▶ [Task]:
Restate, word for word, every line of the data.

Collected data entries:
(begin)
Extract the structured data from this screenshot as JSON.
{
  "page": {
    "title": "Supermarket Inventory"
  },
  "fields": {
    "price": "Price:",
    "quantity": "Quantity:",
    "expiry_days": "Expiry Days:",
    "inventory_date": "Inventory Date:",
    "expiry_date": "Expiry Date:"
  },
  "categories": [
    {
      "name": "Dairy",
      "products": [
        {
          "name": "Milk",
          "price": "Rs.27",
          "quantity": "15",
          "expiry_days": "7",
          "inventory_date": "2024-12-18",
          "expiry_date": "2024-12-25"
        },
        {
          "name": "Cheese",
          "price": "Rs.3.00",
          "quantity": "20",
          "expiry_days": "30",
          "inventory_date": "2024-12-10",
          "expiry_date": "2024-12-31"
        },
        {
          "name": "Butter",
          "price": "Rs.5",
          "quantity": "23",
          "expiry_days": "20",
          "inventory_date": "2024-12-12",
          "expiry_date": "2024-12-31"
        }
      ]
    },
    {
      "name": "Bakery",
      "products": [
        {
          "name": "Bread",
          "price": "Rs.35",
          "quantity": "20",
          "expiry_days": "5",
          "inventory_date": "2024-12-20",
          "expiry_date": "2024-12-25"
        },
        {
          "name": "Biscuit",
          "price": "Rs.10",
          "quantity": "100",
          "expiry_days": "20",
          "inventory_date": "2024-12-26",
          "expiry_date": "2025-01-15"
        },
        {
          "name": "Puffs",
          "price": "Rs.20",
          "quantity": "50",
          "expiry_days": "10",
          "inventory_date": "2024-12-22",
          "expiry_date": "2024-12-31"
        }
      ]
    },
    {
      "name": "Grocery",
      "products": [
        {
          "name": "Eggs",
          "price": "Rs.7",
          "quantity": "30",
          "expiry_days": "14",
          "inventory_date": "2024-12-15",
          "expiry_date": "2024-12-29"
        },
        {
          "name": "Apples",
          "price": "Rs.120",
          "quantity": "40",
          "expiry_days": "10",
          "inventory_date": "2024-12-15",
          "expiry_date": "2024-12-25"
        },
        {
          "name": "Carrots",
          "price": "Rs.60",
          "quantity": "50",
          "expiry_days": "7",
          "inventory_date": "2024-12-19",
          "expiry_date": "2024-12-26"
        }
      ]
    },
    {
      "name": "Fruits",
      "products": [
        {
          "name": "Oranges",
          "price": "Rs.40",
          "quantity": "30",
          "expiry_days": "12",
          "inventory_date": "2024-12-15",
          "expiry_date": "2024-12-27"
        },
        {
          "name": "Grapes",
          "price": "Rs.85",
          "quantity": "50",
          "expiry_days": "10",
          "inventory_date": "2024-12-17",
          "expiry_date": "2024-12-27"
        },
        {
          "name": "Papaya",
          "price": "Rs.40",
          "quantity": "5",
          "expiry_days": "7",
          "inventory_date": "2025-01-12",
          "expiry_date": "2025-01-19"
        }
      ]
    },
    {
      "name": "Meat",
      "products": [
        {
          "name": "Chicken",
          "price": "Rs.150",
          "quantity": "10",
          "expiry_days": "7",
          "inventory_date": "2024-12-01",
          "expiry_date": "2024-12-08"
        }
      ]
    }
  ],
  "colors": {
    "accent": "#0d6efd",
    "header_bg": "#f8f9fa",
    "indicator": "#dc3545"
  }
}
(end)
▶ [Reply]:
Extract the structured data from this screenshot as JSON.
{
  "page": {
    "title": "Supermarket Inventory"
  },
  "fields": {
    "price": "Price:",
    "quantity": "Quantity:",
    "expiry_days": "Expiry Days:",
    "inventory_date": "Inventory Date:",
    "expiry_date": "Expiry Date:"
  },
  "categories": [
    {
      "name": "Dairy",
      "products": [
        {
          "name": "Milk",
          "price": "Rs.27",
          "quantity": "15",
          "expiry_days": "7",
          "inventory_date": "2024-12-18",
          "expiry_date": "2024-12-25"
        },
        {
          "name": "Cheese",
          "price": "Rs.3.00",
          "quantity": "20",
          "expiry_days": "30",
          "inventory_date": "2024-12-10",
          "expiry_date": "2024-12-31"
        },
        {
          "name": "Butter",
          "price": "Rs.5",
          "quantity": "23",
          "expiry_days": "20",
          "inventory_date": "2024-12-12",
          "expiry_date": "2024-12-31"
        }
      ]
    },
    {
      "name": "Bakery",
      "products": [
        {
          "name": "Bread",
          "price": "Rs.35",
          "quantity": "20",
          "expiry_days": "5",
          "inventory_date": "2024-12-20",
          "expiry_date": "2024-12-25"
        },
        {
          "name": "Biscuit",
          "price": "Rs.10",
          "quantity": "100",
          "expiry_days": "20",
          "inventory_date": "2024-12-26",
          "expiry_date": "2025-01-15"
        },
        {
          "name": "Puffs",
          "price": "Rs.20",
          "quantity": "50",
          "expiry_days": "10",
          "inventory_date": "2024-12-22",
          "expiry_date": "2024-12-31"
        }
      ]
    },
    {
      "name": "Grocery",
      "products": [
        {
          "name": "Eggs",
          "price": "Rs.7",
          "quantity": "30",
          "expiry_days": "14",
          "inventory_date": "2024-12-15",
          "expiry_date": "2024-12-29"
        },
        {
          "name": "Apples",
          "price": "Rs.120",
          "quantity": "40",
          "expiry_days": "10",
          "inventory_date": "2024-12-15",
          "expiry_date": "2024-12-25"
        },
        {
          "name": "Carrots",
          "price": "Rs.60",
          "quantity": "50",
          "expiry_days": "7",
          "inventory_date": "2024-12-19",
          "expiry_date": "2024-12-26"
        }
      ]
    },
    {
      "name": "Fruits",
      "products": [
        {
          "name": "Oranges",
          "price": "Rs.40",
          "quantity": "30",
          "expiry_days": "12",
          "inventory_date": "2024-12-15",
          "expiry_date": "2024-12-27"
        },
        {
          "name": "Grapes",
          "price": "Rs.85",
          "quantity": "50",
          "expiry_days": "10",
          "inventory_date": "2024-12-17",
          "expiry_date": "2024-12-27"
        },
        {
          "name": "Papaya",
          "price": "Rs.40",
          "quantity": "5",
          "expiry_days": "7",
          "inventory_date": "2025-01-12",
          "expiry_date": "2025-01-19"
        }
      ]
    },
    {
      "name": "Meat",
      "products": [
        {
          "name": "Chicken",
          "price": "Rs.150",
          "quantity": "10",
          "expiry_days": "7",
          "inventory_date": "2024-12-01",
          "expiry_date": "2024-12-08"
        }
      ]
    }
  ],
  "colors": {
    "accent": "#0d6efd",
    "header_bg": "#f8f9fa",
    "indicator": "#dc3545"
  }
}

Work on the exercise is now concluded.